▸ **YOUR OBJECTIVE**:
Examine the entries and show every line in which the word "animales" is found.

[Data excerpts]
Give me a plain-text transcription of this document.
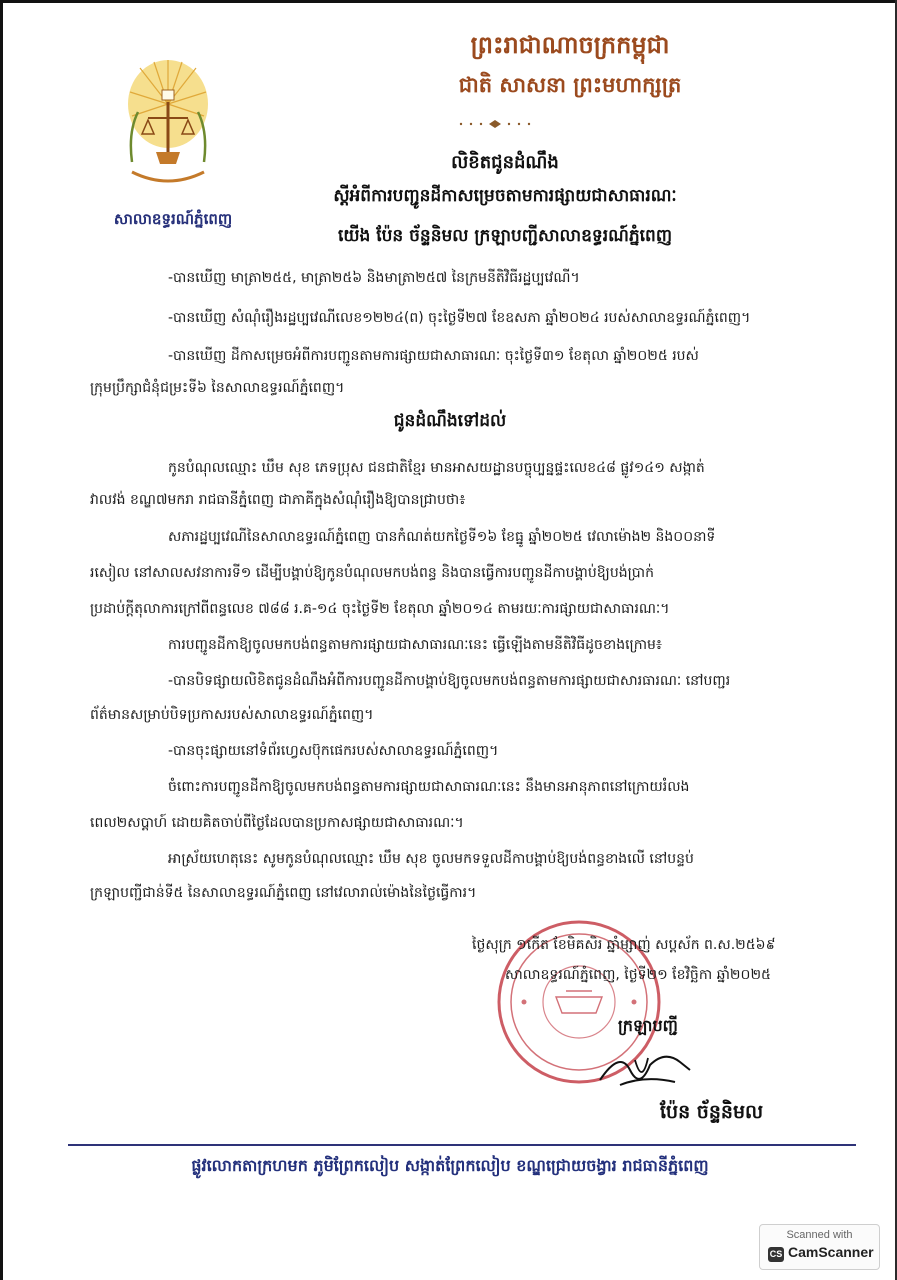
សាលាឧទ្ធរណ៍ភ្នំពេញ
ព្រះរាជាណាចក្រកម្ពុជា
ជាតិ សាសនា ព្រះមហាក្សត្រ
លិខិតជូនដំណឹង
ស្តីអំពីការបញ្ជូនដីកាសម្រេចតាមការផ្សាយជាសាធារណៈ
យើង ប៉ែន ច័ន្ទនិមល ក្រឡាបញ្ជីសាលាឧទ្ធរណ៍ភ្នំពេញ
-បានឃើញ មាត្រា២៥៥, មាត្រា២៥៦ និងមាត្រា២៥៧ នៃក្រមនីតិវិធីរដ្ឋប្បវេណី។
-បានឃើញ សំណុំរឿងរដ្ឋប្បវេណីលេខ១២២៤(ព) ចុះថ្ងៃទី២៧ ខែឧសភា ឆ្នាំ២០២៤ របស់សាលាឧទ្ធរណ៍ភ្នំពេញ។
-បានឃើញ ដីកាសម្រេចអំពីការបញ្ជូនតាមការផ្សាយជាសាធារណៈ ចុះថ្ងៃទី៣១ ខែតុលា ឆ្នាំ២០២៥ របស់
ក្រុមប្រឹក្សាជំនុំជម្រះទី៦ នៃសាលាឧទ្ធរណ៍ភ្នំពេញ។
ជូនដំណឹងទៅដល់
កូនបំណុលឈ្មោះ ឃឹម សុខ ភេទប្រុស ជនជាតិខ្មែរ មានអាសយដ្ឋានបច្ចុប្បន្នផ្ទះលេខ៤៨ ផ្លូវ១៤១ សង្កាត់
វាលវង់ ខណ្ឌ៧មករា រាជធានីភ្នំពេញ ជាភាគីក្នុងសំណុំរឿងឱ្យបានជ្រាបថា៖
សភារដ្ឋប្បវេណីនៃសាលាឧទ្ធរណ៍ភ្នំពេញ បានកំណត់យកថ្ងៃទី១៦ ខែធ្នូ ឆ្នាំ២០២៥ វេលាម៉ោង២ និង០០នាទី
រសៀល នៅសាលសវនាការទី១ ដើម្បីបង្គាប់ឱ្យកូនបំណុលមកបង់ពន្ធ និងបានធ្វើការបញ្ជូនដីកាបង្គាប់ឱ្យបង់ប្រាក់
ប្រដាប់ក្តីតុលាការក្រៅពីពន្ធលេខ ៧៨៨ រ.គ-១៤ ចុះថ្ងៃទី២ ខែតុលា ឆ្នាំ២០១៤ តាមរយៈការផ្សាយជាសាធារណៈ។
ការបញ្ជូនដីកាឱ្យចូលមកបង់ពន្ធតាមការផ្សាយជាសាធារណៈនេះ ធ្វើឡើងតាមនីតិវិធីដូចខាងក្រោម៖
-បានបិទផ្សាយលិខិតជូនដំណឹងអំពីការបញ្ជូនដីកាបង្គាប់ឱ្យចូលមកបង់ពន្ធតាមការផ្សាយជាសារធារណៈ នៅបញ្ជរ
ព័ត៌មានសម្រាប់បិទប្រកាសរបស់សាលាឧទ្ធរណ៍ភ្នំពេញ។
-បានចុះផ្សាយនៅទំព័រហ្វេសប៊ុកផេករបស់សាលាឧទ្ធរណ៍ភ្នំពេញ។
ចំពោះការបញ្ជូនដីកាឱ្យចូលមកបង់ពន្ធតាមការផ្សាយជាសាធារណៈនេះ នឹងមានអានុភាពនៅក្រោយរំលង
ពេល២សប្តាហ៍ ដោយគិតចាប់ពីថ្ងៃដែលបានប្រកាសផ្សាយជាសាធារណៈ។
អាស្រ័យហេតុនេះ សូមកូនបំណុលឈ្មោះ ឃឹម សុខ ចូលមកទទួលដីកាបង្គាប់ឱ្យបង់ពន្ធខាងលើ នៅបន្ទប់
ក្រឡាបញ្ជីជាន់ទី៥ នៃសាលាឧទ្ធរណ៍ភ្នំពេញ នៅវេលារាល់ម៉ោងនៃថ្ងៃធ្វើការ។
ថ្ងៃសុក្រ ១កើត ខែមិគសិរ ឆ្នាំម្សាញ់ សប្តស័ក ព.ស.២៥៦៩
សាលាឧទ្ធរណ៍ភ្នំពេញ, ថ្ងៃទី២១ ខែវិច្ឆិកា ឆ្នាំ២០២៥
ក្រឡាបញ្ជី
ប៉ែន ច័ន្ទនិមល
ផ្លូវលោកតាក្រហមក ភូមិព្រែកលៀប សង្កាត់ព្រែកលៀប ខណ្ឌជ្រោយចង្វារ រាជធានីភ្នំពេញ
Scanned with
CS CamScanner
...
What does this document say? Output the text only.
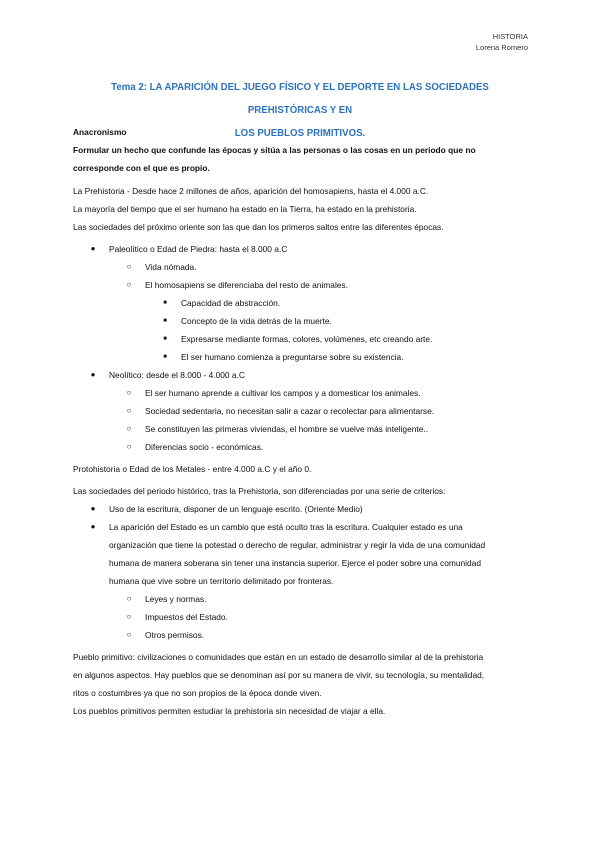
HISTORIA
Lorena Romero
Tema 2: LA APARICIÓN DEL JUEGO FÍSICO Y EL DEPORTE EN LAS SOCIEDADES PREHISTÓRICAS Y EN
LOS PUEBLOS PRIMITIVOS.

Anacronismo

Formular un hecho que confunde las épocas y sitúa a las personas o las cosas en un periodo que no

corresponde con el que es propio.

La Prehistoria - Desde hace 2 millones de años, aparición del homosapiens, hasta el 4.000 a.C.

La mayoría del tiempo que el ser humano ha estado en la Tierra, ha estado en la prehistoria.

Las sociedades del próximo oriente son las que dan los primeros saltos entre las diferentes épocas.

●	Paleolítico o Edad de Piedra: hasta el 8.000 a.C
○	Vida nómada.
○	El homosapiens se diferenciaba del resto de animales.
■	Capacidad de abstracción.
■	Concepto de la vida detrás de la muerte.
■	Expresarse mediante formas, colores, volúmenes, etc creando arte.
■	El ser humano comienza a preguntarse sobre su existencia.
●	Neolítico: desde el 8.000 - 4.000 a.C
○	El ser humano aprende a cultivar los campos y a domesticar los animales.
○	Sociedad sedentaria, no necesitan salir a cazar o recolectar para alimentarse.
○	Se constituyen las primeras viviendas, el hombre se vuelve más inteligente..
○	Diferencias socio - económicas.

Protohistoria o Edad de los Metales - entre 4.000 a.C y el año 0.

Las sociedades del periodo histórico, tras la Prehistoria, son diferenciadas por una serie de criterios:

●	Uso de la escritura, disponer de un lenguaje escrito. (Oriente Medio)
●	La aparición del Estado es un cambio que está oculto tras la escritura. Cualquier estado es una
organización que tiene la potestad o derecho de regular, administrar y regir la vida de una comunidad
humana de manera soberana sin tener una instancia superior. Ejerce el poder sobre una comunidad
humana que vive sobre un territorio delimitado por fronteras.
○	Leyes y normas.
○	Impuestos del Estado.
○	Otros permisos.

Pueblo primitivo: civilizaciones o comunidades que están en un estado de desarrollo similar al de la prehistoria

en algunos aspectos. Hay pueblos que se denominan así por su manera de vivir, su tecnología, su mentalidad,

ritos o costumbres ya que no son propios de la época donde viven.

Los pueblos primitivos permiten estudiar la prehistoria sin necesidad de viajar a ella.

▸ **SOLUTION TO THIS TASK**:
○	El homosapiens se diferenciaba del resto de animales.
○	El ser humano aprende a cultivar los campos y a domesticar los animales.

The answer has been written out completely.